--- Start of Material supplied ---

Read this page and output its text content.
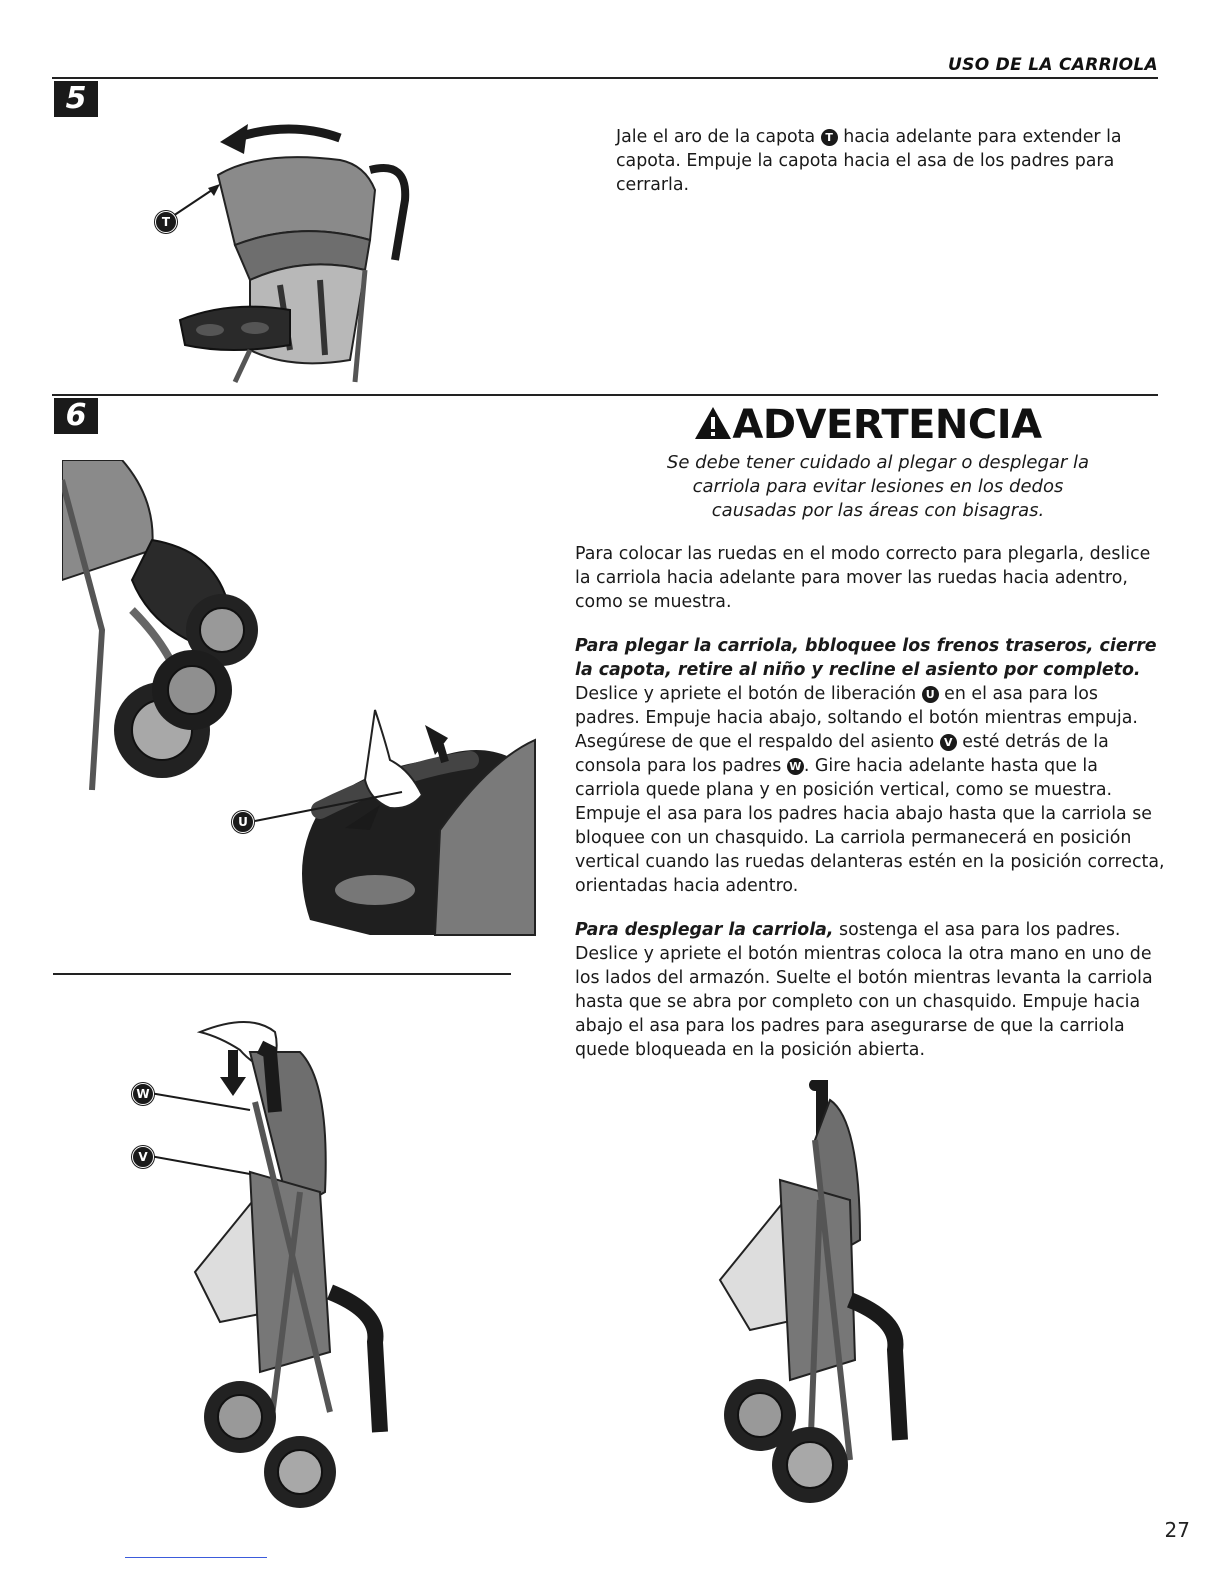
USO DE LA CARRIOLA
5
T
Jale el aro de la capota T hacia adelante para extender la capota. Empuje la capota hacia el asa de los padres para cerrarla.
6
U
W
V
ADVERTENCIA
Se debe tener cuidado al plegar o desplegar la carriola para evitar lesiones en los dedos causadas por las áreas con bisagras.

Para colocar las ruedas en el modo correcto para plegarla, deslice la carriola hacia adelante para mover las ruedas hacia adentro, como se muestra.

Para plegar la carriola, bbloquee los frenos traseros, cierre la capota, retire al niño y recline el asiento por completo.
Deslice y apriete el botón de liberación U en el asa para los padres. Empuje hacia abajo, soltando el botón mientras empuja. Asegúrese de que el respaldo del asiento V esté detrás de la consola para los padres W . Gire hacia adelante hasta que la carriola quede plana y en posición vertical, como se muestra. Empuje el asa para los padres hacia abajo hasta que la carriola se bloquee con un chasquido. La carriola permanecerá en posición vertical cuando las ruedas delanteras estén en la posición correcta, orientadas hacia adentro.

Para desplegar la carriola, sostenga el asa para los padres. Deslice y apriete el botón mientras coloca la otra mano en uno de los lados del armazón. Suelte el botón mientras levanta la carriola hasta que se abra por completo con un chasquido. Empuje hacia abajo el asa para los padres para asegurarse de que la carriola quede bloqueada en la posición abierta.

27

--- End of Material supplied ---

Exercise aim: Leave every image out, and retype the material exactly.

Task result:
Read this page and output its text content.
USO DE LA CARRIOLA
5
T
Jale el aro de la capota T hacia adelante para extender la capota. Empuje la capota hacia el asa de los padres para cerrarla.
6
U
W
V
ADVERTENCIA
Se debe tener cuidado al plegar o desplegar la carriola para evitar lesiones en los dedos causadas por las áreas con bisagras.

Para colocar las ruedas en el modo correcto para plegarla, deslice la carriola hacia adelante para mover las ruedas hacia adentro, como se muestra.

Para plegar la carriola, bbloquee los frenos traseros, cierre la capota, retire al niño y recline el asiento por completo.
Deslice y apriete el botón de liberación U en el asa para los padres. Empuje hacia abajo, soltando el botón mientras empuja. Asegúrese de que el respaldo del asiento V esté detrás de la consola para los padres W . Gire hacia adelante hasta que la carriola quede plana y en posición vertical, como se muestra. Empuje el asa para los padres hacia abajo hasta que la carriola se bloquee con un chasquido. La carriola permanecerá en posición vertical cuando las ruedas delanteras estén en la posición correcta, orientadas hacia adentro.

Para desplegar la carriola, sostenga el asa para los padres. Deslice y apriete el botón mientras coloca la otra mano en uno de los lados del armazón. Suelte el botón mientras levanta la carriola hasta que se abra por completo con un chasquido. Empuje hacia abajo el asa para los padres para asegurarse de que la carriola quede bloqueada en la posición abierta.

27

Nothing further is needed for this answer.